**Exercise task**
Find every line with "frac" in it, then report how many there are and nothing more.

**Dataset items**
-- Begin --

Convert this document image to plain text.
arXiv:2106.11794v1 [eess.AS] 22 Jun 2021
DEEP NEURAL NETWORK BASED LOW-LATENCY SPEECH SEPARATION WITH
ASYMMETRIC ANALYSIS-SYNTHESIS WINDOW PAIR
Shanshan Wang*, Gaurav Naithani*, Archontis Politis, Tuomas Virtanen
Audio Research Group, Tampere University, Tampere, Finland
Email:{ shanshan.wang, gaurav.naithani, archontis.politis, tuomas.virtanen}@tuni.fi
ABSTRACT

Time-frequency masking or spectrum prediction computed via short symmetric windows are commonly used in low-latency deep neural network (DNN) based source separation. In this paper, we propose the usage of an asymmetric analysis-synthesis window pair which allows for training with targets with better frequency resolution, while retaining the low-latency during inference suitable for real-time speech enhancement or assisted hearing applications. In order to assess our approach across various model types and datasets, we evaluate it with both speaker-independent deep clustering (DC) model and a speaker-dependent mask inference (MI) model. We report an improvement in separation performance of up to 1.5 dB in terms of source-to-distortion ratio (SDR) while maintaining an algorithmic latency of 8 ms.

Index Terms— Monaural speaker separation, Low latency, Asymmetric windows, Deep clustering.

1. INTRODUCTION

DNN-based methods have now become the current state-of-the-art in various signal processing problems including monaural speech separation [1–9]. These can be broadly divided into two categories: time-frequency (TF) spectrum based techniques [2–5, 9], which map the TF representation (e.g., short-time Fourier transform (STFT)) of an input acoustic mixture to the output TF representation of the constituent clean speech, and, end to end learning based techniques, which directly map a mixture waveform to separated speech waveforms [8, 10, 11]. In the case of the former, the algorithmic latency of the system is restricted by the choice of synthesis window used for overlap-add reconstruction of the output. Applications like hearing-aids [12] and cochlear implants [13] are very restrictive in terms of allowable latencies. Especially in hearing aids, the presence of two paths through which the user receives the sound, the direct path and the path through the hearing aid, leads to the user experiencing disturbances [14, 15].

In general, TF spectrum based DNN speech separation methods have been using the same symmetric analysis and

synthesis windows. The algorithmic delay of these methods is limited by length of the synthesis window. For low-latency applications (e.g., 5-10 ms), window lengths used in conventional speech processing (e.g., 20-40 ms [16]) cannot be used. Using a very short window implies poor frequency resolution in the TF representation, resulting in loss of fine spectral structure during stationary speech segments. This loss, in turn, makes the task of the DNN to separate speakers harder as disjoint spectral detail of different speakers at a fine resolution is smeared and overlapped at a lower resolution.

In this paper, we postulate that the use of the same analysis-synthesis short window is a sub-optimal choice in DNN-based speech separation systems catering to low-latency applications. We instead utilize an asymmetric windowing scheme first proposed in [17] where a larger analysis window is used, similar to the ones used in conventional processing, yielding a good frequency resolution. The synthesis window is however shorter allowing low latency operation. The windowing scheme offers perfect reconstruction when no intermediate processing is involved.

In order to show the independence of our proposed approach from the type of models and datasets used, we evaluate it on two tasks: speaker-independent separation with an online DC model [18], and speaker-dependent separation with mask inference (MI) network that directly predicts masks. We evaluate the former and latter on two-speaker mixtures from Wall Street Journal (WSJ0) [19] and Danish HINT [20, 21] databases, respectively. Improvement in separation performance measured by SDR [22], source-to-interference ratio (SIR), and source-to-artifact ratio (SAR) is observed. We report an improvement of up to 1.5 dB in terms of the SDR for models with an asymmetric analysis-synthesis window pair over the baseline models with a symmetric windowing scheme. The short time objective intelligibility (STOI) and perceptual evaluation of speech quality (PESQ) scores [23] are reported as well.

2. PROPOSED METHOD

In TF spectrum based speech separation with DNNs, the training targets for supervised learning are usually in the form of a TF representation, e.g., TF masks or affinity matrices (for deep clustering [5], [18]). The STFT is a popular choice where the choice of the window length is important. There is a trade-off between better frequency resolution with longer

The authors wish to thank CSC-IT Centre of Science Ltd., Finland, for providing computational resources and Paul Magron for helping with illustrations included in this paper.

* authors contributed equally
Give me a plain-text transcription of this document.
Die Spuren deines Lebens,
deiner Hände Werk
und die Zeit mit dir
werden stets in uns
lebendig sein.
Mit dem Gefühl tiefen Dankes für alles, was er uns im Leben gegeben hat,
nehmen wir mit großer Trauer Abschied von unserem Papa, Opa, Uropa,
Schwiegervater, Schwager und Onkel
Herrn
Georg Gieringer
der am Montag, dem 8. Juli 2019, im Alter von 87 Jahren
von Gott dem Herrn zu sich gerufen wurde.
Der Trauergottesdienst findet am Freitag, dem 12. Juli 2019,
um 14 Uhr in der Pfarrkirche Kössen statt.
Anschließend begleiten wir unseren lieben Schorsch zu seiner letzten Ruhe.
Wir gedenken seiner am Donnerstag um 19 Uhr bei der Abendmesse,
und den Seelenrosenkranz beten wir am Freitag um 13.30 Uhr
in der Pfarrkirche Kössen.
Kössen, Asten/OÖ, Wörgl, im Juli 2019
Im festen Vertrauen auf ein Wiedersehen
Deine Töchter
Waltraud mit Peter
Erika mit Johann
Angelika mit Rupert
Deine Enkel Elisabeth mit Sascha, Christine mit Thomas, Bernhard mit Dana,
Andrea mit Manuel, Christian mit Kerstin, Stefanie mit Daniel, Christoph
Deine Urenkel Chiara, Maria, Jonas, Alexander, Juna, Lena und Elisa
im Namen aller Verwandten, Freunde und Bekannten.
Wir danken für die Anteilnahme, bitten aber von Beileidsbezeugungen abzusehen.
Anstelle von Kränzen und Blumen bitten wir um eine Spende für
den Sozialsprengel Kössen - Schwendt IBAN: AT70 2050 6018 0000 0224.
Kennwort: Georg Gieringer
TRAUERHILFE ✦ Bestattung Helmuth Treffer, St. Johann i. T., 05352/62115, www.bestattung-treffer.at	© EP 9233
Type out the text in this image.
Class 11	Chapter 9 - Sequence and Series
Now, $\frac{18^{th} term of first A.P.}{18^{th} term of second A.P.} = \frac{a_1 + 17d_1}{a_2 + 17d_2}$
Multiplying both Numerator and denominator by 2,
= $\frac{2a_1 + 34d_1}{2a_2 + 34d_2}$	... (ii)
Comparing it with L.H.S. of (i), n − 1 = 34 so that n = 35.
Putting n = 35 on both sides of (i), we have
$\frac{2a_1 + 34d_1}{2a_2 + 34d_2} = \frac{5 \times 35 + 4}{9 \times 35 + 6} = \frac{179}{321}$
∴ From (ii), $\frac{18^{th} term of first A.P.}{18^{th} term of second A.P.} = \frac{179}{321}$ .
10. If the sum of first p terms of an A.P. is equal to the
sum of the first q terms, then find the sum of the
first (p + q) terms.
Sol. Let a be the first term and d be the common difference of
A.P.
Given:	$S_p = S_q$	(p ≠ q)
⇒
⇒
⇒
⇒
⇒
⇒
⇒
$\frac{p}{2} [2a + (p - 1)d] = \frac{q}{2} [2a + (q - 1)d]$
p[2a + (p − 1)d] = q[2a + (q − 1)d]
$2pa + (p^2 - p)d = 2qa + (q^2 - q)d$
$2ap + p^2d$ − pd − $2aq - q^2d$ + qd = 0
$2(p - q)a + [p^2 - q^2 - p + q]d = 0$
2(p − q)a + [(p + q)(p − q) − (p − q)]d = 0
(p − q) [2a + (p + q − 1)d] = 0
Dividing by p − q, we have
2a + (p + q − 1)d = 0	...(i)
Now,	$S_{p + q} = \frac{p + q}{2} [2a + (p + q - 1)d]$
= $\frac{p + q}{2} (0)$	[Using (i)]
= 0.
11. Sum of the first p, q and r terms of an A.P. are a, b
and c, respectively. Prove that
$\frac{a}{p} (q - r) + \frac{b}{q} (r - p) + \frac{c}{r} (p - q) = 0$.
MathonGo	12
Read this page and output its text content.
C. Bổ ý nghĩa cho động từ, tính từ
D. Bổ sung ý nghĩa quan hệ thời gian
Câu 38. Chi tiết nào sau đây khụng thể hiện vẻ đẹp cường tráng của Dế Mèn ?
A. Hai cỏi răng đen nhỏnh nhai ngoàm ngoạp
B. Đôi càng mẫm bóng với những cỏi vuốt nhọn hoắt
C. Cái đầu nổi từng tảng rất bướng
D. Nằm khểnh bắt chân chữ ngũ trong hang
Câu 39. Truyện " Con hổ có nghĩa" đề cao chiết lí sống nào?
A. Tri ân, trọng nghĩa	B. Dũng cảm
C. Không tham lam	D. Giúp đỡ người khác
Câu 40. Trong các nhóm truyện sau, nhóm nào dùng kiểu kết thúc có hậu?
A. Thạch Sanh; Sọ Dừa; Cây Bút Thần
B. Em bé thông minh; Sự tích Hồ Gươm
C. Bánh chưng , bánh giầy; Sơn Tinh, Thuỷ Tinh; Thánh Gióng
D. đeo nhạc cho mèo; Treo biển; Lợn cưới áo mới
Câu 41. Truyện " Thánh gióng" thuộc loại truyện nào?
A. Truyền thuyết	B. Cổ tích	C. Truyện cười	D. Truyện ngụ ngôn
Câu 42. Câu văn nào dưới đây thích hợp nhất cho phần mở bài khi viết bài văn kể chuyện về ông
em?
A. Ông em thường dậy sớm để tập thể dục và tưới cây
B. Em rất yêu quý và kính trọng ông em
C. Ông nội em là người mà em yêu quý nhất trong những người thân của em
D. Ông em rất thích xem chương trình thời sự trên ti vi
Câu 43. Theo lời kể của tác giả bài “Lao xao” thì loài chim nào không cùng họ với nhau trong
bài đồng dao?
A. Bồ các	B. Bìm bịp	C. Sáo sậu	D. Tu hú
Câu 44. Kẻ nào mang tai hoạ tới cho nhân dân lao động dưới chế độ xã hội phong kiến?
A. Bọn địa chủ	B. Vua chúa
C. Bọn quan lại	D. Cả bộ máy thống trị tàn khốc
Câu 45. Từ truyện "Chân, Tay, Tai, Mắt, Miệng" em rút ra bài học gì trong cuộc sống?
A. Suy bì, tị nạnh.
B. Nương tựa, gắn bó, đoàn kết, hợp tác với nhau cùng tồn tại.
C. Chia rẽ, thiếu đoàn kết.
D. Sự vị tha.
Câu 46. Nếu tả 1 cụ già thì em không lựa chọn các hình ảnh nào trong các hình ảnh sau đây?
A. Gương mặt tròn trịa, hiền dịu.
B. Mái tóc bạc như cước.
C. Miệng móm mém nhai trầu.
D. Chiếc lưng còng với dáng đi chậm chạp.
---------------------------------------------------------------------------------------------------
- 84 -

-- End --

**Written reply**
8